EXERCISE OBJECTIVE:
Output the data that follows exactly, line for line.

RECORD EXCERPTS:
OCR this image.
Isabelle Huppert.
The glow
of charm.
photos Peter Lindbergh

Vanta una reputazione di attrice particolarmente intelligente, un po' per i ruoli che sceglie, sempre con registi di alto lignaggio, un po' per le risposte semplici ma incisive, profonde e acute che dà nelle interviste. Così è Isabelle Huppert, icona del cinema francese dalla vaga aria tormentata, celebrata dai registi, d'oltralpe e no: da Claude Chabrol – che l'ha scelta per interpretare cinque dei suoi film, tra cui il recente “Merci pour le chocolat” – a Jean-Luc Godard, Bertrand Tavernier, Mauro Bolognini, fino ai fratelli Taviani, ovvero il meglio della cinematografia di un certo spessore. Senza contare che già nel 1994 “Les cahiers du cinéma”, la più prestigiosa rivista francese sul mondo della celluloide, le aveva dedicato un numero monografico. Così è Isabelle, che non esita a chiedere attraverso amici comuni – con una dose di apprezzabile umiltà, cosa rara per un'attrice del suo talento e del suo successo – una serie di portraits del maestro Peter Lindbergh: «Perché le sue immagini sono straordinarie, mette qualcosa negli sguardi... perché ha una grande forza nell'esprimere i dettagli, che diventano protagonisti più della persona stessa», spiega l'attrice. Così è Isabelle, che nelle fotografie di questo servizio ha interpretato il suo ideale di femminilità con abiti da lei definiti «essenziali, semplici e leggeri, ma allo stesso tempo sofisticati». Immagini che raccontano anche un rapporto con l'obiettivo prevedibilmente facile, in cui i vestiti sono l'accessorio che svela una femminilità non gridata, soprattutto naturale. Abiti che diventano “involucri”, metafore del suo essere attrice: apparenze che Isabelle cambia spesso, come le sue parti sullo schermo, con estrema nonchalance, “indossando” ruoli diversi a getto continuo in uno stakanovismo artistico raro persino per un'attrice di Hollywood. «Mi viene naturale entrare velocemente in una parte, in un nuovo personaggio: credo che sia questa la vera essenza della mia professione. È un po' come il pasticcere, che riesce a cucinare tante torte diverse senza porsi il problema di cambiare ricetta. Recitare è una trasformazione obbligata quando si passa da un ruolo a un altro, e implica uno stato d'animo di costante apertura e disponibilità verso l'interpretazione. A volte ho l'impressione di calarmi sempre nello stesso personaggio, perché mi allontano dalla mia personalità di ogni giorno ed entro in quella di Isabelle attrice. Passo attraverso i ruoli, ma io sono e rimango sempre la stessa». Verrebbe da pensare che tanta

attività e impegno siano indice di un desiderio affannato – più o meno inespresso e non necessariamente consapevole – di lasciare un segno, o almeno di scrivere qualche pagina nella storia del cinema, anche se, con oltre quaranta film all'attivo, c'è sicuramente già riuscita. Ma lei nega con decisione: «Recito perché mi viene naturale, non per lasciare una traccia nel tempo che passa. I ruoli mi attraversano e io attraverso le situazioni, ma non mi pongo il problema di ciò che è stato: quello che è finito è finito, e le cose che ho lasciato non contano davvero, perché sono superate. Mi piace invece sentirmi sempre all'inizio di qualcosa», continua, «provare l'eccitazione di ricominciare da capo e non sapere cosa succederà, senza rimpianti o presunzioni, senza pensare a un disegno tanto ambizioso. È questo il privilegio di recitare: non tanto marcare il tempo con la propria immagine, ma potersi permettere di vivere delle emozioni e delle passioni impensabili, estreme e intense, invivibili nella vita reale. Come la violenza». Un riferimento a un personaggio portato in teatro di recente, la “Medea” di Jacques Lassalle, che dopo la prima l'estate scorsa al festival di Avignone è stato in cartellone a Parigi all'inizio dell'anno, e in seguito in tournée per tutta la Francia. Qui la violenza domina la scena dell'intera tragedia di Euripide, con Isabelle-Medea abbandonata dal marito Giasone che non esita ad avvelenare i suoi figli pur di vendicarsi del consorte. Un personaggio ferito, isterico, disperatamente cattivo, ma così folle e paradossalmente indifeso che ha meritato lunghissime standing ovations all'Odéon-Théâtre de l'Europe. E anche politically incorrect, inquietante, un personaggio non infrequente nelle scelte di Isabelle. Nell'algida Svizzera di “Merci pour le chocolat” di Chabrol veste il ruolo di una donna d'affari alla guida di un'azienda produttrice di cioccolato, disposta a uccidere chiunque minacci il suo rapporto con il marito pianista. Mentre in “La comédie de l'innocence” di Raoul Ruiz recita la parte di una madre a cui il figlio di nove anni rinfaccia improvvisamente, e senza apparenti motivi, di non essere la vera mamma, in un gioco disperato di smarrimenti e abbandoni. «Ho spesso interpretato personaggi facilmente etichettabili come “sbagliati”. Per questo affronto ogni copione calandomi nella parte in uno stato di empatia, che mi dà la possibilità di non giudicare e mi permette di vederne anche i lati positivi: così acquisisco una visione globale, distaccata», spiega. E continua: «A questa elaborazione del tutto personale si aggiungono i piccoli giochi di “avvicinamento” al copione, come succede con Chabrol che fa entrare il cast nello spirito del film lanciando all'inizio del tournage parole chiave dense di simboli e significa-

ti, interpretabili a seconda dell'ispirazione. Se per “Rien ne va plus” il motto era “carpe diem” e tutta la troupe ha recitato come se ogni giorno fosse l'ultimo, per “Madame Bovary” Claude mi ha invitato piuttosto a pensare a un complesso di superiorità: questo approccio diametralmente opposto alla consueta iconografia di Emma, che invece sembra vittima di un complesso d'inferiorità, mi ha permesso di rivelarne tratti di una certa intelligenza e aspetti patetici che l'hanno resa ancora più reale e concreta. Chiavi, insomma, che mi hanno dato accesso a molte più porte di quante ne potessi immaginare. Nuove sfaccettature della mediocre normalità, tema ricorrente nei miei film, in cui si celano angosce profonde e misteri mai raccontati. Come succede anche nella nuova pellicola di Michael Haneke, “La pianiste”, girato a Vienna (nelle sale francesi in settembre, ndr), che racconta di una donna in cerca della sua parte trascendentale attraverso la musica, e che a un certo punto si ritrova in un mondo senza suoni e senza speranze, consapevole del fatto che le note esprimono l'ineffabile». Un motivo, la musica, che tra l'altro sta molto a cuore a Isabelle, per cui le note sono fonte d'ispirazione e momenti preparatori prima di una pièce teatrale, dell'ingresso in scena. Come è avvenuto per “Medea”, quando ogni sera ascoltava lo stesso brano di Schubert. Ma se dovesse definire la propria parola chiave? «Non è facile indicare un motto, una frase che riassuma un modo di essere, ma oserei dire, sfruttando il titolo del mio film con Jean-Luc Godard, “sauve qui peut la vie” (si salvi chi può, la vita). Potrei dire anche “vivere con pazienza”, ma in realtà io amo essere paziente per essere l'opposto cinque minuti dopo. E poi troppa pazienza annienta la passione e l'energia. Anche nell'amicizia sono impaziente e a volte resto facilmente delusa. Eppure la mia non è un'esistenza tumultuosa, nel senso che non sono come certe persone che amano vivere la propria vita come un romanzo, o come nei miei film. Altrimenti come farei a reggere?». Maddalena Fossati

EXERCISE RESULT:
OCR this image.
Isabelle Huppert.
The glow
of charm.
photos Peter Lindbergh

Vanta una reputazione di attrice particolarmente intelligente, un po' per i ruoli che sceglie, sempre con registi di alto lignaggio, un po' per le risposte semplici ma incisive, profonde e acute che dà nelle interviste. Così è Isabelle Huppert, icona del cinema francese dalla vaga aria tormentata, celebrata dai registi, d'oltralpe e no: da Claude Chabrol – che l'ha scelta per interpretare cinque dei suoi film, tra cui il recente “Merci pour le chocolat” – a Jean-Luc Godard, Bertrand Tavernier, Mauro Bolognini, fino ai fratelli Taviani, ovvero il meglio della cinematografia di un certo spessore. Senza contare che già nel 1994 “Les cahiers du cinéma”, la più prestigiosa rivista francese sul mondo della celluloide, le aveva dedicato un numero monografico. Così è Isabelle, che non esita a chiedere attraverso amici comuni – con una dose di apprezzabile umiltà, cosa rara per un'attrice del suo talento e del suo successo – una serie di portraits del maestro Peter Lindbergh: «Perché le sue immagini sono straordinarie, mette qualcosa negli sguardi... perché ha una grande forza nell'esprimere i dettagli, che diventano protagonisti più della persona stessa», spiega l'attrice. Così è Isabelle, che nelle fotografie di questo servizio ha interpretato il suo ideale di femminilità con abiti da lei definiti «essenziali, semplici e leggeri, ma allo stesso tempo sofisticati». Immagini che raccontano anche un rapporto con l'obiettivo prevedibilmente facile, in cui i vestiti sono l'accessorio che svela una femminilità non gridata, soprattutto naturale. Abiti che diventano “involucri”, metafore del suo essere attrice: apparenze che Isabelle cambia spesso, come le sue parti sullo schermo, con estrema nonchalance, “indossando” ruoli diversi a getto continuo in uno stakanovismo artistico raro persino per un'attrice di Hollywood. «Mi viene naturale entrare velocemente in una parte, in un nuovo personaggio: credo che sia questa la vera essenza della mia professione. È un po' come il pasticcere, che riesce a cucinare tante torte diverse senza porsi il problema di cambiare ricetta. Recitare è una trasformazione obbligata quando si passa da un ruolo a un altro, e implica uno stato d'animo di costante apertura e disponibilità verso l'interpretazione. A volte ho l'impressione di calarmi sempre nello stesso personaggio, perché mi allontano dalla mia personalità di ogni giorno ed entro in quella di Isabelle attrice. Passo attraverso i ruoli, ma io sono e rimango sempre la stessa». Verrebbe da pensare che tanta

attività e impegno siano indice di un desiderio affannato – più o meno inespresso e non necessariamente consapevole – di lasciare un segno, o almeno di scrivere qualche pagina nella storia del cinema, anche se, con oltre quaranta film all'attivo, c'è sicuramente già riuscita. Ma lei nega con decisione: «Recito perché mi viene naturale, non per lasciare una traccia nel tempo che passa. I ruoli mi attraversano e io attraverso le situazioni, ma non mi pongo il problema di ciò che è stato: quello che è finito è finito, e le cose che ho lasciato non contano davvero, perché sono superate. Mi piace invece sentirmi sempre all'inizio di qualcosa», continua, «provare l'eccitazione di ricominciare da capo e non sapere cosa succederà, senza rimpianti o presunzioni, senza pensare a un disegno tanto ambizioso. È questo il privilegio di recitare: non tanto marcare il tempo con la propria immagine, ma potersi permettere di vivere delle emozioni e delle passioni impensabili, estreme e intense, invivibili nella vita reale. Come la violenza». Un riferimento a un personaggio portato in teatro di recente, la “Medea” di Jacques Lassalle, che dopo la prima l'estate scorsa al festival di Avignone è stato in cartellone a Parigi all'inizio dell'anno, e in seguito in tournée per tutta la Francia. Qui la violenza domina la scena dell'intera tragedia di Euripide, con Isabelle-Medea abbandonata dal marito Giasone che non esita ad avvelenare i suoi figli pur di vendicarsi del consorte. Un personaggio ferito, isterico, disperatamente cattivo, ma così folle e paradossalmente indifeso che ha meritato lunghissime standing ovations all'Odéon-Théâtre de l'Europe. E anche politically incorrect, inquietante, un personaggio non infrequente nelle scelte di Isabelle. Nell'algida Svizzera di “Merci pour le chocolat” di Chabrol veste il ruolo di una donna d'affari alla guida di un'azienda produttrice di cioccolato, disposta a uccidere chiunque minacci il suo rapporto con il marito pianista. Mentre in “La comédie de l'innocence” di Raoul Ruiz recita la parte di una madre a cui il figlio di nove anni rinfaccia improvvisamente, e senza apparenti motivi, di non essere la vera mamma, in un gioco disperato di smarrimenti e abbandoni. «Ho spesso interpretato personaggi facilmente etichettabili come “sbagliati”. Per questo affronto ogni copione calandomi nella parte in uno stato di empatia, che mi dà la possibilità di non giudicare e mi permette di vederne anche i lati positivi: così acquisisco una visione globale, distaccata», spiega. E continua: «A questa elaborazione del tutto personale si aggiungono i piccoli giochi di “avvicinamento” al copione, come succede con Chabrol che fa entrare il cast nello spirito del film lanciando all'inizio del tournage parole chiave dense di simboli e significa-

ti, interpretabili a seconda dell'ispirazione. Se per “Rien ne va plus” il motto era “carpe diem” e tutta la troupe ha recitato come se ogni giorno fosse l'ultimo, per “Madame Bovary” Claude mi ha invitato piuttosto a pensare a un complesso di superiorità: questo approccio diametralmente opposto alla consueta iconografia di Emma, che invece sembra vittima di un complesso d'inferiorità, mi ha permesso di rivelarne tratti di una certa intelligenza e aspetti patetici che l'hanno resa ancora più reale e concreta. Chiavi, insomma, che mi hanno dato accesso a molte più porte di quante ne potessi immaginare. Nuove sfaccettature della mediocre normalità, tema ricorrente nei miei film, in cui si celano angosce profonde e misteri mai raccontati. Come succede anche nella nuova pellicola di Michael Haneke, “La pianiste”, girato a Vienna (nelle sale francesi in settembre, ndr), che racconta di una donna in cerca della sua parte trascendentale attraverso la musica, e che a un certo punto si ritrova in un mondo senza suoni e senza speranze, consapevole del fatto che le note esprimono l'ineffabile». Un motivo, la musica, che tra l'altro sta molto a cuore a Isabelle, per cui le note sono fonte d'ispirazione e momenti preparatori prima di una pièce teatrale, dell'ingresso in scena. Come è avvenuto per “Medea”, quando ogni sera ascoltava lo stesso brano di Schubert. Ma se dovesse definire la propria parola chiave? «Non è facile indicare un motto, una frase che riassuma un modo di essere, ma oserei dire, sfruttando il titolo del mio film con Jean-Luc Godard, “sauve qui peut la vie” (si salvi chi può, la vita). Potrei dire anche “vivere con pazienza”, ma in realtà io amo essere paziente per essere l'opposto cinque minuti dopo. E poi troppa pazienza annienta la passione e l'energia. Anche nell'amicizia sono impaziente e a volte resto facilmente delusa. Eppure la mia non è un'esistenza tumultuosa, nel senso che non sono come certe persone che amano vivere la propria vita come un romanzo, o come nei miei film. Altrimenti come farei a reggere?». Maddalena Fossati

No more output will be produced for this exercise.